## TASK TO COMPLETE
The data must be written out once more, precisely as given.

(Extracted records)

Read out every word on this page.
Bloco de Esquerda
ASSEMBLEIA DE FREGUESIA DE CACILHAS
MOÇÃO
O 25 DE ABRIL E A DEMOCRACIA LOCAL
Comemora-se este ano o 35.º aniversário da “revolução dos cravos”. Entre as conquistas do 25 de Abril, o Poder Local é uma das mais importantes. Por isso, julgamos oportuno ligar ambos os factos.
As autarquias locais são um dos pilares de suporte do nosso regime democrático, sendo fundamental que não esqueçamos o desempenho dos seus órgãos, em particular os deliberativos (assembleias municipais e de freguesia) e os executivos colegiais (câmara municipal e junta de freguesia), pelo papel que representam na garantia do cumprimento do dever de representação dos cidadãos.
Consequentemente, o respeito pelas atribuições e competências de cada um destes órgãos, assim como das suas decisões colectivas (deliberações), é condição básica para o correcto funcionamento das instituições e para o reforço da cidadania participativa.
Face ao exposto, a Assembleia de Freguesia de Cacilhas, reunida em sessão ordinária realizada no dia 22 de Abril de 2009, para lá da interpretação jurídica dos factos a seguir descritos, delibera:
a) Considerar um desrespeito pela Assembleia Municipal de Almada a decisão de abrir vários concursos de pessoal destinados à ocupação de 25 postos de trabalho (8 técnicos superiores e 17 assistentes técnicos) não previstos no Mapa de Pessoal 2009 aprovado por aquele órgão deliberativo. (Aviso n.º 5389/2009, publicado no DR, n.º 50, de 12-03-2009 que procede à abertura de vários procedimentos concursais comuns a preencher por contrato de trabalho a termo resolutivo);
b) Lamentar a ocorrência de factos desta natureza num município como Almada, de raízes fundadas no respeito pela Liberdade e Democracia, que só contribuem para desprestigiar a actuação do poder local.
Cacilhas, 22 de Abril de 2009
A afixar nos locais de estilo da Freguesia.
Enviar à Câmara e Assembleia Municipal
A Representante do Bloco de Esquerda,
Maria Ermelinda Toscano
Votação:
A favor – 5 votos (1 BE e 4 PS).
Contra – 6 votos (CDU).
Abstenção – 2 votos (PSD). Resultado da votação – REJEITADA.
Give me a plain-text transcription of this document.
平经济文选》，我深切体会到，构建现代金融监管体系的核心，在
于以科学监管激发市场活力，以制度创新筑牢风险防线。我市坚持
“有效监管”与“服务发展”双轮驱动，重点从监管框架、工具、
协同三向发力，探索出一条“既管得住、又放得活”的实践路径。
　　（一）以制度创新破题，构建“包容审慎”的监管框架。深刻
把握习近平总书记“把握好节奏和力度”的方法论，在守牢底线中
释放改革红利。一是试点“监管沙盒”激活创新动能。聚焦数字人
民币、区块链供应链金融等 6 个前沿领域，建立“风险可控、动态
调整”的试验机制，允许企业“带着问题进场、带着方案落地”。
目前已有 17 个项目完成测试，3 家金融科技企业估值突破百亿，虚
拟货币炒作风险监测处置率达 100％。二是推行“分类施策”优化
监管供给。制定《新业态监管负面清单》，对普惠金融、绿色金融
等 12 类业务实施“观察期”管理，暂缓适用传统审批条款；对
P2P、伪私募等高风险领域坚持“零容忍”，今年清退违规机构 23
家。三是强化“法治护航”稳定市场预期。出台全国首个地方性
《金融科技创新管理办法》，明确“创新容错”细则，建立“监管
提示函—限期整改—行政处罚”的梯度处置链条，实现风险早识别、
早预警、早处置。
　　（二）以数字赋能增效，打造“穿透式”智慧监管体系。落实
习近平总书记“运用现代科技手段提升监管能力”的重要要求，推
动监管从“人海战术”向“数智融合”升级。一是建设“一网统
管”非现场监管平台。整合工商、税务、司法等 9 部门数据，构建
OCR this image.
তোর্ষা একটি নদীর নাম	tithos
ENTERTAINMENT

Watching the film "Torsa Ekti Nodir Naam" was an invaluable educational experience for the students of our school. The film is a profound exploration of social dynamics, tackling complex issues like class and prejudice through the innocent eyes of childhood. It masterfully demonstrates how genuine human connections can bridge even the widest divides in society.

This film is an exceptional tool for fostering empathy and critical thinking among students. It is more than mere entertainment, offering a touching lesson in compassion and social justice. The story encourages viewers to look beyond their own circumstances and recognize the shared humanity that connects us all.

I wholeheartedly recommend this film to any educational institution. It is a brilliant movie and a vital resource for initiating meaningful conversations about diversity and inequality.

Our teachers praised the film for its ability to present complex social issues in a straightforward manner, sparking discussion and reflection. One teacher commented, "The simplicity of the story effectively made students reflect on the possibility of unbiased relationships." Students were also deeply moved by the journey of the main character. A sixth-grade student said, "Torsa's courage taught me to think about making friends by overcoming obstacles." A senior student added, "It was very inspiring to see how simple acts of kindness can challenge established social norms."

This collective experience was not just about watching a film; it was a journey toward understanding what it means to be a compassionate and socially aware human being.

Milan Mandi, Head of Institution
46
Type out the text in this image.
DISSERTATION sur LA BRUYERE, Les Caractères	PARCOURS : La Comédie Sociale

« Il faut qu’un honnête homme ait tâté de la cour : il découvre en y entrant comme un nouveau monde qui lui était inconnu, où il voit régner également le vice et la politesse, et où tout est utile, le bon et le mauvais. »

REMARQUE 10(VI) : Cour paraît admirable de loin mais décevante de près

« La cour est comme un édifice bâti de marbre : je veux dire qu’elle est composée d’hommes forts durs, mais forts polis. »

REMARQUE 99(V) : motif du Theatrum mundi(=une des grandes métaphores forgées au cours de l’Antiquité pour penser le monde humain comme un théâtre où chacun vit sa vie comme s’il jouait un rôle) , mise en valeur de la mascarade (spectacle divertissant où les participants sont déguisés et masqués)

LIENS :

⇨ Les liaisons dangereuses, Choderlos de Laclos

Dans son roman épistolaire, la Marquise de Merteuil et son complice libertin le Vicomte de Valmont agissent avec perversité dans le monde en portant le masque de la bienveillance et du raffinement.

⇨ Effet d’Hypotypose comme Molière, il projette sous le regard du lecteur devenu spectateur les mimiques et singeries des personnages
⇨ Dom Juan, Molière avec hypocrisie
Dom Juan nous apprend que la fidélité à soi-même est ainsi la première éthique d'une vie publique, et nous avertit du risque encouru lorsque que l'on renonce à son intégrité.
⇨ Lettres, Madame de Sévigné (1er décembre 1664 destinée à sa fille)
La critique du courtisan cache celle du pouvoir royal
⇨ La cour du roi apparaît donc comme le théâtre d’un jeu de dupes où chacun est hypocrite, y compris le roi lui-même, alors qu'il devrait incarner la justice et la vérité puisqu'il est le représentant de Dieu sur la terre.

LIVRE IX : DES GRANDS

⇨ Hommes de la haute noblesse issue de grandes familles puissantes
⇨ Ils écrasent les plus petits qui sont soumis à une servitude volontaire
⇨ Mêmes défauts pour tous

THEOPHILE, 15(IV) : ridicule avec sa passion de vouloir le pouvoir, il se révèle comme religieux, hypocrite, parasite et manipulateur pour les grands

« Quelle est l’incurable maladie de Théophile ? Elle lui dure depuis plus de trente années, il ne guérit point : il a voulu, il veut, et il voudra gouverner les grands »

## WRITTEN SOLUTION
Read out every word on this page.
Bloco de Esquerda
ASSEMBLEIA DE FREGUESIA DE CACILHAS
MOÇÃO
O 25 DE ABRIL E A DEMOCRACIA LOCAL
Comemora-se este ano o 35.º aniversário da “revolução dos cravos”. Entre as conquistas do 25 de Abril, o Poder Local é uma das mais importantes. Por isso, julgamos oportuno ligar ambos os factos.
As autarquias locais são um dos pilares de suporte do nosso regime democrático, sendo fundamental que não esqueçamos o desempenho dos seus órgãos, em particular os deliberativos (assembleias municipais e de freguesia) e os executivos colegiais (câmara municipal e junta de freguesia), pelo papel que representam na garantia do cumprimento do dever de representação dos cidadãos.
Consequentemente, o respeito pelas atribuições e competências de cada um destes órgãos, assim como das suas decisões colectivas (deliberações), é condição básica para o correcto funcionamento das instituições e para o reforço da cidadania participativa.
Face ao exposto, a Assembleia de Freguesia de Cacilhas, reunida em sessão ordinária realizada no dia 22 de Abril de 2009, para lá da interpretação jurídica dos factos a seguir descritos, delibera:
a) Considerar um desrespeito pela Assembleia Municipal de Almada a decisão de abrir vários concursos de pessoal destinados à ocupação de 25 postos de trabalho (8 técnicos superiores e 17 assistentes técnicos) não previstos no Mapa de Pessoal 2009 aprovado por aquele órgão deliberativo. (Aviso n.º 5389/2009, publicado no DR, n.º 50, de 12-03-2009 que procede à abertura de vários procedimentos concursais comuns a preencher por contrato de trabalho a termo resolutivo);
b) Lamentar a ocorrência de factos desta natureza num município como Almada, de raízes fundadas no respeito pela Liberdade e Democracia, que só contribuem para desprestigiar a actuação do poder local.
Cacilhas, 22 de Abril de 2009
A afixar nos locais de estilo da Freguesia.
Enviar à Câmara e Assembleia Municipal
A Representante do Bloco de Esquerda,
Maria Ermelinda Toscano
Votação:
A favor – 5 votos (1 BE e 4 PS).
Contra – 6 votos (CDU).
Abstenção – 2 votos (PSD). Resultado da votação – REJEITADA.
Give me a plain-text transcription of this document.
平经济文选》，我深切体会到，构建现代金融监管体系的核心，在
于以科学监管激发市场活力，以制度创新筑牢风险防线。我市坚持
“有效监管”与“服务发展”双轮驱动，重点从监管框架、工具、
协同三向发力，探索出一条“既管得住、又放得活”的实践路径。
　　（一）以制度创新破题，构建“包容审慎”的监管框架。深刻
把握习近平总书记“把握好节奏和力度”的方法论，在守牢底线中
释放改革红利。一是试点“监管沙盒”激活创新动能。聚焦数字人
民币、区块链供应链金融等 6 个前沿领域，建立“风险可控、动态
调整”的试验机制，允许企业“带着问题进场、带着方案落地”。
目前已有 17 个项目完成测试，3 家金融科技企业估值突破百亿，虚
拟货币炒作风险监测处置率达 100％。二是推行“分类施策”优化
监管供给。制定《新业态监管负面清单》，对普惠金融、绿色金融
等 12 类业务实施“观察期”管理，暂缓适用传统审批条款；对
P2P、伪私募等高风险领域坚持“零容忍”，今年清退违规机构 23
家。三是强化“法治护航”稳定市场预期。出台全国首个地方性
《金融科技创新管理办法》，明确“创新容错”细则，建立“监管
提示函—限期整改—行政处罚”的梯度处置链条，实现风险早识别、
早预警、早处置。
　　（二）以数字赋能增效，打造“穿透式”智慧监管体系。落实
习近平总书记“运用现代科技手段提升监管能力”的重要要求，推
动监管从“人海战术”向“数智融合”升级。一是建设“一网统
管”非现场监管平台。整合工商、税务、司法等 9 部门数据，构建
OCR this image.
তোর্ষা একটি নদীর নাম	tithos
ENTERTAINMENT

Watching the film "Torsa Ekti Nodir Naam" was an invaluable educational experience for the students of our school. The film is a profound exploration of social dynamics, tackling complex issues like class and prejudice through the innocent eyes of childhood. It masterfully demonstrates how genuine human connections can bridge even the widest divides in society.

This film is an exceptional tool for fostering empathy and critical thinking among students. It is more than mere entertainment, offering a touching lesson in compassion and social justice. The story encourages viewers to look beyond their own circumstances and recognize the shared humanity that connects us all.

I wholeheartedly recommend this film to any educational institution. It is a brilliant movie and a vital resource for initiating meaningful conversations about diversity and inequality.

Our teachers praised the film for its ability to present complex social issues in a straightforward manner, sparking discussion and reflection. One teacher commented, "The simplicity of the story effectively made students reflect on the possibility of unbiased relationships." Students were also deeply moved by the journey of the main character. A sixth-grade student said, "Torsa's courage taught me to think about making friends by overcoming obstacles." A senior student added, "It was very inspiring to see how simple acts of kindness can challenge established social norms."

This collective experience was not just about watching a film; it was a journey toward understanding what it means to be a compassionate and socially aware human being.

Milan Mandi, Head of Institution
46
Type out the text in this image.
DISSERTATION sur LA BRUYERE, Les Caractères	PARCOURS : La Comédie Sociale

« Il faut qu’un honnête homme ait tâté de la cour : il découvre en y entrant comme un nouveau monde qui lui était inconnu, où il voit régner également le vice et la politesse, et où tout est utile, le bon et le mauvais. »

REMARQUE 10(VI) : Cour paraît admirable de loin mais décevante de près

« La cour est comme un édifice bâti de marbre : je veux dire qu’elle est composée d’hommes forts durs, mais forts polis. »

REMARQUE 99(V) : motif du Theatrum mundi(=une des grandes métaphores forgées au cours de l’Antiquité pour penser le monde humain comme un théâtre où chacun vit sa vie comme s’il jouait un rôle) , mise en valeur de la mascarade (spectacle divertissant où les participants sont déguisés et masqués)

LIENS :

⇨ Les liaisons dangereuses, Choderlos de Laclos

Dans son roman épistolaire, la Marquise de Merteuil et son complice libertin le Vicomte de Valmont agissent avec perversité dans le monde en portant le masque de la bienveillance et du raffinement.

⇨ Effet d’Hypotypose comme Molière, il projette sous le regard du lecteur devenu spectateur les mimiques et singeries des personnages
⇨ Dom Juan, Molière avec hypocrisie
Dom Juan nous apprend que la fidélité à soi-même est ainsi la première éthique d'une vie publique, et nous avertit du risque encouru lorsque que l'on renonce à son intégrité.
⇨ Lettres, Madame de Sévigné (1er décembre 1664 destinée à sa fille)
La critique du courtisan cache celle du pouvoir royal
⇨ La cour du roi apparaît donc comme le théâtre d’un jeu de dupes où chacun est hypocrite, y compris le roi lui-même, alors qu'il devrait incarner la justice et la vérité puisqu'il est le représentant de Dieu sur la terre.

LIVRE IX : DES GRANDS

⇨ Hommes de la haute noblesse issue de grandes familles puissantes
⇨ Ils écrasent les plus petits qui sont soumis à une servitude volontaire
⇨ Mêmes défauts pour tous

THEOPHILE, 15(IV) : ridicule avec sa passion de vouloir le pouvoir, il se révèle comme religieux, hypocrite, parasite et manipulateur pour les grands

« Quelle est l’incurable maladie de Théophile ? Elle lui dure depuis plus de trente années, il ne guérit point : il a voulu, il veut, et il voudra gouverner les grands »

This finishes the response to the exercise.